**Task to carry out**:
Copy the records word for word from their first line through the line that contains "Bar: [287, 366, 307, 400]", including both ends.

Items from a dataset

━━━━━━━━━━━━━━━━━━━━━━━━━━━━━━

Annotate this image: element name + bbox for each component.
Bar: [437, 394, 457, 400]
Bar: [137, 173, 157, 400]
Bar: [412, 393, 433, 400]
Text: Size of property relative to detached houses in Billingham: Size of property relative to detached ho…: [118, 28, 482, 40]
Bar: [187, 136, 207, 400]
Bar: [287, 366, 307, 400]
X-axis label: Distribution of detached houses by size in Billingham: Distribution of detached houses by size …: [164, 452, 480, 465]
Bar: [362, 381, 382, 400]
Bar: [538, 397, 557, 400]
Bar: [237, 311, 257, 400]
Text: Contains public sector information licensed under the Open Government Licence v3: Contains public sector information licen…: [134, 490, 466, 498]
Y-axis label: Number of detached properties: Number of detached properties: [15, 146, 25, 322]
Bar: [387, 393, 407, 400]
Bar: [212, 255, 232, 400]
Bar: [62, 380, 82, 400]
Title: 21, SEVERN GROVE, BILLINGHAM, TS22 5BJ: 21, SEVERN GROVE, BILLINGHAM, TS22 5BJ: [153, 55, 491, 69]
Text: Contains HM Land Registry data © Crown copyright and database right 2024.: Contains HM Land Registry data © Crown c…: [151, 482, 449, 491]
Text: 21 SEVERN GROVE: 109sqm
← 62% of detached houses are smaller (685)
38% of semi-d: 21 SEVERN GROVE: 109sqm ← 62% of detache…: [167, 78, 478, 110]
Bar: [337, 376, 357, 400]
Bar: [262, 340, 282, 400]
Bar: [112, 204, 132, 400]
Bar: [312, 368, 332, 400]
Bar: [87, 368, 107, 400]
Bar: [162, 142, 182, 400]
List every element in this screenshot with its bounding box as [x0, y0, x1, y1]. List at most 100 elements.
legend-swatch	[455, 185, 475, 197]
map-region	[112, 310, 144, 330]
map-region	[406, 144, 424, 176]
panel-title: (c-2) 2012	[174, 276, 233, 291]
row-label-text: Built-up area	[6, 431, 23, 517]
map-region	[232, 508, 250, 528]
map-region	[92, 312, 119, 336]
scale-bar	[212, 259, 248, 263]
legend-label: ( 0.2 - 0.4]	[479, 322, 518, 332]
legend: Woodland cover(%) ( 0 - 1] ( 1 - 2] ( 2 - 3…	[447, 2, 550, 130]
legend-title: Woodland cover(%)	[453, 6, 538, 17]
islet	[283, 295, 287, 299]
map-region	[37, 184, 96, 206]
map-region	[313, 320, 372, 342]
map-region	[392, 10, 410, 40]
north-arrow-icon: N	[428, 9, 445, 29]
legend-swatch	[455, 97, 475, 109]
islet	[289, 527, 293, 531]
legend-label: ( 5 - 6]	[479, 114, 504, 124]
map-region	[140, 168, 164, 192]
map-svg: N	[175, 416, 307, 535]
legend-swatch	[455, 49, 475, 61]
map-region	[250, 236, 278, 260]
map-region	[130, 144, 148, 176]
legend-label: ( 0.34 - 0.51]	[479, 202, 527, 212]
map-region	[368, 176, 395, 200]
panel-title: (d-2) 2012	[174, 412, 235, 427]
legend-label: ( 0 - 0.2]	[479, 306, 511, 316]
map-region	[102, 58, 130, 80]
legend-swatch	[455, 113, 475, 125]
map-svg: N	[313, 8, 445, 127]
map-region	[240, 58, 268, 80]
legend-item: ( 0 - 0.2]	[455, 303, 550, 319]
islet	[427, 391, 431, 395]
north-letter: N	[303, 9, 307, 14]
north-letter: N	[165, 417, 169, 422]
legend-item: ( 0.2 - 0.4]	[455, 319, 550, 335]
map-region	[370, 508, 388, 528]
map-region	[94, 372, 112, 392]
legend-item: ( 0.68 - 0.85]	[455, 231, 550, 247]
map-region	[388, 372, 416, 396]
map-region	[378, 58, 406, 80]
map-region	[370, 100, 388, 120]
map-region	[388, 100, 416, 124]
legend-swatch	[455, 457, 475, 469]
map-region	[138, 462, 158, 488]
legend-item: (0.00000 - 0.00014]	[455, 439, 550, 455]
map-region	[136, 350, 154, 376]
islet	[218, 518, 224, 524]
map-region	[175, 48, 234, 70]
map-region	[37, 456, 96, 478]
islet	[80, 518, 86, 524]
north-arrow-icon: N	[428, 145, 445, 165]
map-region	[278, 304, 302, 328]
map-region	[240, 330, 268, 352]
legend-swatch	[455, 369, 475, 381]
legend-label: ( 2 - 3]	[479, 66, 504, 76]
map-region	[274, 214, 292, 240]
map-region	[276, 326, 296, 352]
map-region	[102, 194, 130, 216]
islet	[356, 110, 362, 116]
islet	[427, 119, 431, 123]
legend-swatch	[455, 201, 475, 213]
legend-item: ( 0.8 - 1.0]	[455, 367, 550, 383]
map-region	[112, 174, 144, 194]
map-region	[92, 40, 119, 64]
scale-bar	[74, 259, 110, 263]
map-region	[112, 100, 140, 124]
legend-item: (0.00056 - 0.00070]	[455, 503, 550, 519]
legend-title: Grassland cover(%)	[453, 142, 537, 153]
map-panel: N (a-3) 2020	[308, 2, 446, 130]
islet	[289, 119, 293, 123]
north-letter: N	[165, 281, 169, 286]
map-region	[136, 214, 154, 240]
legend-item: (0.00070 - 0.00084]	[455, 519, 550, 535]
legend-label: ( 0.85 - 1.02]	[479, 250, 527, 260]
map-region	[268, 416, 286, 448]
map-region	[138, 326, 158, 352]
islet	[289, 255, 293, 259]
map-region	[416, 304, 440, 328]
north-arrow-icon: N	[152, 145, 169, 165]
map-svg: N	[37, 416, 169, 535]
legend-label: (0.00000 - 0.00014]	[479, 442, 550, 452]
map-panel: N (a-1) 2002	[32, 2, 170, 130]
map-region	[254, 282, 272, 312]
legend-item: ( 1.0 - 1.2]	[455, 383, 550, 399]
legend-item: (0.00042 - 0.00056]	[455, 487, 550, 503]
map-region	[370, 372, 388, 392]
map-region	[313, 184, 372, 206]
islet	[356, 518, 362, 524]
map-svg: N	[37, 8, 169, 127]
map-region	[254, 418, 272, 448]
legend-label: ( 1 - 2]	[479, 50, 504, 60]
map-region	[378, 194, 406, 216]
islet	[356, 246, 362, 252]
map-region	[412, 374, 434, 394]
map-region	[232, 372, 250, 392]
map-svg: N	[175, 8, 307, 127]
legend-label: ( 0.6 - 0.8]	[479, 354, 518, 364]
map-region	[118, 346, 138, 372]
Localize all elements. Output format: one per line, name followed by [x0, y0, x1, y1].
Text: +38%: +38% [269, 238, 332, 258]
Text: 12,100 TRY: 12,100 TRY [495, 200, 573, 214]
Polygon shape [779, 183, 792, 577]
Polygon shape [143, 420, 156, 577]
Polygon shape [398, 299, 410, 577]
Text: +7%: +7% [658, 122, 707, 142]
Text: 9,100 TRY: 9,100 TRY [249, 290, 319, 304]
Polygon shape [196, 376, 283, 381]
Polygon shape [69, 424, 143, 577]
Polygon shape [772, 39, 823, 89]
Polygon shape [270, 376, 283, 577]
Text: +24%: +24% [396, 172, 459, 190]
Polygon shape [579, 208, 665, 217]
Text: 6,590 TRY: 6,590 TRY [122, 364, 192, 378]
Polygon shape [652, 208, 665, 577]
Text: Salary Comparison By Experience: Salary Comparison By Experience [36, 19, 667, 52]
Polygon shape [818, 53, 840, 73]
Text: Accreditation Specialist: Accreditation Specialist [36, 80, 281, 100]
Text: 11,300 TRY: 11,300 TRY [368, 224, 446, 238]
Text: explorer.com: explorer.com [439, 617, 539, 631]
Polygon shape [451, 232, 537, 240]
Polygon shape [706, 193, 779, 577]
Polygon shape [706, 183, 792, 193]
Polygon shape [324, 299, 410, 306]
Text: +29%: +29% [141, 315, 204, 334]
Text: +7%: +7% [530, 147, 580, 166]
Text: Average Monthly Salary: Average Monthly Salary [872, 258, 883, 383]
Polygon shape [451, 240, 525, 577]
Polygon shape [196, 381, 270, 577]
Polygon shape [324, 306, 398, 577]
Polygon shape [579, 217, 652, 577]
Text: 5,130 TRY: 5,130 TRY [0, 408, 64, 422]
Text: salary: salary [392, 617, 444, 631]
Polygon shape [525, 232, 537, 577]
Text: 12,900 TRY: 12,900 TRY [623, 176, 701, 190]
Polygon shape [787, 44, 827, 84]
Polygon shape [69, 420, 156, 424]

━━━━━━━━━━━━━━━━━━━━━━━━━━━━━━

**Answer for this exercise**:
Annotate this image: element name + bbox for each component.
Bar: [437, 394, 457, 400]
Bar: [137, 173, 157, 400]
Bar: [412, 393, 433, 400]
Text: Size of property relative to detached houses in Billingham: Size of property relative to detached ho…: [118, 28, 482, 40]
Bar: [187, 136, 207, 400]
Bar: [287, 366, 307, 400]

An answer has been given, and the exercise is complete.